**Prompt**
Single out the lines that include the word "What". Copy them.

* * * *

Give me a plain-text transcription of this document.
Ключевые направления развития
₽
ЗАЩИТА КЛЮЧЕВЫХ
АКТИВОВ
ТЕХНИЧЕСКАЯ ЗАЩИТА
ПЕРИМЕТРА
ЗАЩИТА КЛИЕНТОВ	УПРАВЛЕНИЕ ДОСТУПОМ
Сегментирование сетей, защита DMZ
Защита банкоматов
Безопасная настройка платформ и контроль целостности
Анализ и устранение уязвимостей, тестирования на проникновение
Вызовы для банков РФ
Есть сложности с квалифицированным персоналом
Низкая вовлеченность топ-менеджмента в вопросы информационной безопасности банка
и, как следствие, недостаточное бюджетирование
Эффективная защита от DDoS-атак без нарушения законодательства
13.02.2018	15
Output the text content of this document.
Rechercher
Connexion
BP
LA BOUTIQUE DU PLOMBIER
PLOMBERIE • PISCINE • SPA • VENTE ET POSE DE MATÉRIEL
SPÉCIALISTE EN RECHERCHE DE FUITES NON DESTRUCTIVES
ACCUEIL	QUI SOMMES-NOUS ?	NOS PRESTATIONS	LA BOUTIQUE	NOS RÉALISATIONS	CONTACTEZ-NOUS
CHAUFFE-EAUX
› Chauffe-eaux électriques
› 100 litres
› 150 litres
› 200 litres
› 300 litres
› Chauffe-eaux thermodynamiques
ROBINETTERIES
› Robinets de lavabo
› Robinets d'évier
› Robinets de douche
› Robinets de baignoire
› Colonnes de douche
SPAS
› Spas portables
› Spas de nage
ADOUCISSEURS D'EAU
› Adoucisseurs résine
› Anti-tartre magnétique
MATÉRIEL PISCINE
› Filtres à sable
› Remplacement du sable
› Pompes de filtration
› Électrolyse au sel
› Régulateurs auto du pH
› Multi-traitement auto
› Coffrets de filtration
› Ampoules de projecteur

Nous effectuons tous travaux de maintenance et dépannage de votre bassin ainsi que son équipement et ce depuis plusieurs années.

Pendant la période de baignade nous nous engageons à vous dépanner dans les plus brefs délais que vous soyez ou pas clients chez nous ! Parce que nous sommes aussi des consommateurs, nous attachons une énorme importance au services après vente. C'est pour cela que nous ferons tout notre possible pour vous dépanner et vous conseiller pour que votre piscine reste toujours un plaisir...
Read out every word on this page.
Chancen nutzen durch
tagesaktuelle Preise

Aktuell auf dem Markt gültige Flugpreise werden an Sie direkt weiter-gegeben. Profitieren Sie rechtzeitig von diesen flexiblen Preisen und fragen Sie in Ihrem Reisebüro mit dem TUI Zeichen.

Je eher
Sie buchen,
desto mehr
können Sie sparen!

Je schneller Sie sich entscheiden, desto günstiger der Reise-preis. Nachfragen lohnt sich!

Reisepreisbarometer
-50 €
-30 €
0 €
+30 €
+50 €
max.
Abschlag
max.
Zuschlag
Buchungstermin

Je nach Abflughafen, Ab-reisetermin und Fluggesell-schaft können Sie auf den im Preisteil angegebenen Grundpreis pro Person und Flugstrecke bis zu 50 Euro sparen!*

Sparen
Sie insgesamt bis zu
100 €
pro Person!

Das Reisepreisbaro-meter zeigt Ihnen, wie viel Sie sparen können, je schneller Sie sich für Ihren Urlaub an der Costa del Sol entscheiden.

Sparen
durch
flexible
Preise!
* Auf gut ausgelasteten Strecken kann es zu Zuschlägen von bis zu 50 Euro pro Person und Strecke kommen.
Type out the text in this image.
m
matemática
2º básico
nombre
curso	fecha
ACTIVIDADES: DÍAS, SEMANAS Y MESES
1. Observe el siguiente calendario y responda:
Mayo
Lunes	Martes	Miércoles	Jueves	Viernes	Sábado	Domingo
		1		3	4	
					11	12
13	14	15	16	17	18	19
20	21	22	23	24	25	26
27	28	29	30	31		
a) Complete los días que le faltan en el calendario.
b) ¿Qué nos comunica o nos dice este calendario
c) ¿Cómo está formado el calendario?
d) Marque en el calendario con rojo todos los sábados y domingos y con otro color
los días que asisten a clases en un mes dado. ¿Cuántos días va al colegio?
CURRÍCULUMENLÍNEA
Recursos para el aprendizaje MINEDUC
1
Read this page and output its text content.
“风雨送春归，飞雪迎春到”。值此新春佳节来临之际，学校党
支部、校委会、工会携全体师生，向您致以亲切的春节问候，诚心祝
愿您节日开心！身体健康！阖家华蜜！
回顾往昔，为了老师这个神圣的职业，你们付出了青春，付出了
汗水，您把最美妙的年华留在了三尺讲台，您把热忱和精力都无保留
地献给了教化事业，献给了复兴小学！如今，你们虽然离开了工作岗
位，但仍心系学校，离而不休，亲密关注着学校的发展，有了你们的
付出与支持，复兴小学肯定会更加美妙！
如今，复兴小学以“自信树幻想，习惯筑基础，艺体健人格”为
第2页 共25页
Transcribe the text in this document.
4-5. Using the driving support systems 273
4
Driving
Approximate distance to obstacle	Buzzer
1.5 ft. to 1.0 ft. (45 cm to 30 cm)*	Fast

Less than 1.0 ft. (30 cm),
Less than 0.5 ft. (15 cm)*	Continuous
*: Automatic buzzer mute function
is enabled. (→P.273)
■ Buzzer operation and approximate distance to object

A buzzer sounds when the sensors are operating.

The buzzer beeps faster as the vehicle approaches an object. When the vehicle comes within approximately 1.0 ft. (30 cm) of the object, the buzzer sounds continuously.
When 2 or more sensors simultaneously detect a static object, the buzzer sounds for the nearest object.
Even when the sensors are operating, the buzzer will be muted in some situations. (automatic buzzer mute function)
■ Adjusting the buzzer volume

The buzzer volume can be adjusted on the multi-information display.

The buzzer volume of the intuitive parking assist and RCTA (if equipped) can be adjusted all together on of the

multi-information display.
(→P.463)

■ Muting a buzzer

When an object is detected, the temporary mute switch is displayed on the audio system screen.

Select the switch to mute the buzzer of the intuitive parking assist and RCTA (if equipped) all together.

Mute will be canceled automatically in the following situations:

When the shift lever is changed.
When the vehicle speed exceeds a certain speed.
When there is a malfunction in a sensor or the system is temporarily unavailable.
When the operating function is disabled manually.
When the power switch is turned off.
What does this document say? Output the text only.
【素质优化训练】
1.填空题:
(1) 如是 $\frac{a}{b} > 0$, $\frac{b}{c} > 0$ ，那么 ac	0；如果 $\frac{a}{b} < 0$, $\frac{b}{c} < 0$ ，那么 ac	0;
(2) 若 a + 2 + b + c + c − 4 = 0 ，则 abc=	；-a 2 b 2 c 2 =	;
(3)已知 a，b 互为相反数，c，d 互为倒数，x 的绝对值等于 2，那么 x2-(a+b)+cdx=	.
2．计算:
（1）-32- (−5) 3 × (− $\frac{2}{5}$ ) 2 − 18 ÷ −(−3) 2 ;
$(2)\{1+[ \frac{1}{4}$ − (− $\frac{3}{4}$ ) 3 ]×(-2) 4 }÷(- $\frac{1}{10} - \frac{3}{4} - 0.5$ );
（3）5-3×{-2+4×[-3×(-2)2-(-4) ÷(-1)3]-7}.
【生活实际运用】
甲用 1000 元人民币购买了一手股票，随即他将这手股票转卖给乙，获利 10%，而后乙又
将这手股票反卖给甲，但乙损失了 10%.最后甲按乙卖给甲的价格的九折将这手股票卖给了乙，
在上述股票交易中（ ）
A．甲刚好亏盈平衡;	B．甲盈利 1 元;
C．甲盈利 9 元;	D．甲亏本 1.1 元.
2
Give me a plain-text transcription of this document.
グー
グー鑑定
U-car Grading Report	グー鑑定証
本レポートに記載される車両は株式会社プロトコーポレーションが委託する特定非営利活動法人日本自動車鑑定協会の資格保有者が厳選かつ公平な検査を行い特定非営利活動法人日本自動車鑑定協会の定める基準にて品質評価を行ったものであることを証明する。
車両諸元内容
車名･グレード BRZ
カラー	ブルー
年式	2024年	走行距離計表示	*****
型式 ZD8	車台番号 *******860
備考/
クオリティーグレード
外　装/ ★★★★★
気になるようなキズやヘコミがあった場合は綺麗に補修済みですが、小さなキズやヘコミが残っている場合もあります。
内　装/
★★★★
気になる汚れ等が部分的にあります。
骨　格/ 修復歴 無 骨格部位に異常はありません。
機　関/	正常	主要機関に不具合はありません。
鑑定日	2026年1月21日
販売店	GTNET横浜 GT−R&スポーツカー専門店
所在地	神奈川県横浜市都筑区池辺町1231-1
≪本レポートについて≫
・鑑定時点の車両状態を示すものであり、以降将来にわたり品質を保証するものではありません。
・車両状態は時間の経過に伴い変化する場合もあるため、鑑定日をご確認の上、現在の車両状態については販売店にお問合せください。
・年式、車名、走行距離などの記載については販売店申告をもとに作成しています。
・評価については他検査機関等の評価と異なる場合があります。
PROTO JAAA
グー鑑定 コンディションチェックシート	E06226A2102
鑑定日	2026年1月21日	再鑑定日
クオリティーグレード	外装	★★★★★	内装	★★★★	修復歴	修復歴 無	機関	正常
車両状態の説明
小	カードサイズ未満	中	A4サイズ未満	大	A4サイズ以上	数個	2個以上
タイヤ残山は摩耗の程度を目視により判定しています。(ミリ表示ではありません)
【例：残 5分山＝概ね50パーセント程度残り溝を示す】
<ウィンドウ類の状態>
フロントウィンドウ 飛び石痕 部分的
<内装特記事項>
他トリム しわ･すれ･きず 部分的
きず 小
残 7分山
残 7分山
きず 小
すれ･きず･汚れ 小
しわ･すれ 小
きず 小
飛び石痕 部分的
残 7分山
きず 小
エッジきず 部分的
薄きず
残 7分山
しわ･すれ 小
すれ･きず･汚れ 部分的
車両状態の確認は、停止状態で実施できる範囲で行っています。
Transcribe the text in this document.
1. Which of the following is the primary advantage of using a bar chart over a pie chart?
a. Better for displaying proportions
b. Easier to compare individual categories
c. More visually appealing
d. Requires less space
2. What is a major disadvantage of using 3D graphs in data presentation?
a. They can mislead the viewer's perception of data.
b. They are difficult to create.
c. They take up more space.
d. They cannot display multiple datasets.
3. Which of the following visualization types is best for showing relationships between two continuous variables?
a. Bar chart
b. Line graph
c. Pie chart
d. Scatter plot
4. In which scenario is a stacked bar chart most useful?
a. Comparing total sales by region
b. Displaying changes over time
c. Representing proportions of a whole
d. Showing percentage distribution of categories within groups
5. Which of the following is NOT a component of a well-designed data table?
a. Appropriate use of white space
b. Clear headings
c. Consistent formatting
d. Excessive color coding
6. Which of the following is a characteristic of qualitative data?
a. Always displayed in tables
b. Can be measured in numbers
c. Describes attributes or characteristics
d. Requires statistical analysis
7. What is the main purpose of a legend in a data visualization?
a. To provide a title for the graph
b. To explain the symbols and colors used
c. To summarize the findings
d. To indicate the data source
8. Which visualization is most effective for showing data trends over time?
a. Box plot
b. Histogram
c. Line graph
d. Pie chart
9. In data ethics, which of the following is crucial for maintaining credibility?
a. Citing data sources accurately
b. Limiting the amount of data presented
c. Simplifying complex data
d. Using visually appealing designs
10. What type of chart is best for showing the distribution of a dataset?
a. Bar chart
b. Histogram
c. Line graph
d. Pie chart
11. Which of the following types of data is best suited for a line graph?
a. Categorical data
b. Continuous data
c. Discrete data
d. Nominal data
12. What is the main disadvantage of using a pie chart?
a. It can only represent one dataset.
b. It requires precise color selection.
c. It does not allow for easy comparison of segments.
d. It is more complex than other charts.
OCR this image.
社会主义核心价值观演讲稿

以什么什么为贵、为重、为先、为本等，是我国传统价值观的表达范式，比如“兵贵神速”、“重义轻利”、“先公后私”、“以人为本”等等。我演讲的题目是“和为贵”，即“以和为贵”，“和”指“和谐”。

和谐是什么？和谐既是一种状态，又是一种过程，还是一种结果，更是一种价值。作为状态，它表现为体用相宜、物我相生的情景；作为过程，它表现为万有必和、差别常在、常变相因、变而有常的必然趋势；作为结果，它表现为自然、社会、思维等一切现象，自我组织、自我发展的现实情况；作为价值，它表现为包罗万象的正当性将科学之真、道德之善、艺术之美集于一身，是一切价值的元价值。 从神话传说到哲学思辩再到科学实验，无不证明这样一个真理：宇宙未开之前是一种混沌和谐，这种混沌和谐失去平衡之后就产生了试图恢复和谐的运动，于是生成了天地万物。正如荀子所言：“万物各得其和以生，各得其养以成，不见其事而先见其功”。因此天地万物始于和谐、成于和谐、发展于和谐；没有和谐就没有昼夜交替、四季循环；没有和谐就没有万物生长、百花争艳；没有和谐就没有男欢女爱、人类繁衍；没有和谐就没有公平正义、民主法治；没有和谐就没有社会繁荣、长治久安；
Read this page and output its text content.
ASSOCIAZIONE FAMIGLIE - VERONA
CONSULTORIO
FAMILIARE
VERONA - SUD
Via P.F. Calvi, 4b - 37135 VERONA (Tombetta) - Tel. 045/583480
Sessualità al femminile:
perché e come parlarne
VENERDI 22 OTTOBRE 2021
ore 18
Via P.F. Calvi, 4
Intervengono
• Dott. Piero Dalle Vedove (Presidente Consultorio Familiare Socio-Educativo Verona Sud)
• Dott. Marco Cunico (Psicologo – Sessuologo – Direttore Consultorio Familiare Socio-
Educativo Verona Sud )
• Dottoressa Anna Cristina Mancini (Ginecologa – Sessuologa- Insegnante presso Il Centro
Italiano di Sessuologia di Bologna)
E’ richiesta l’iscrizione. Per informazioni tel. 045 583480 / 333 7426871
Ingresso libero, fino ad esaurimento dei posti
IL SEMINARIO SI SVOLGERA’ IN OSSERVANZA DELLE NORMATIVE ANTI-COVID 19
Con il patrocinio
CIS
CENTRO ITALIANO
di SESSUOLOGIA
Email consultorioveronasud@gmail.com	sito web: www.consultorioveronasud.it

* * * *

**Worked answer**
What does this document say? Output the text only.
2. What is a major disadvantage of using 3D graphs in data presentation?
7. What is the main purpose of a legend in a data visualization?
10. What type of chart is best for showing the distribution of a dataset?
12. What is the main disadvantage of using a pie chart?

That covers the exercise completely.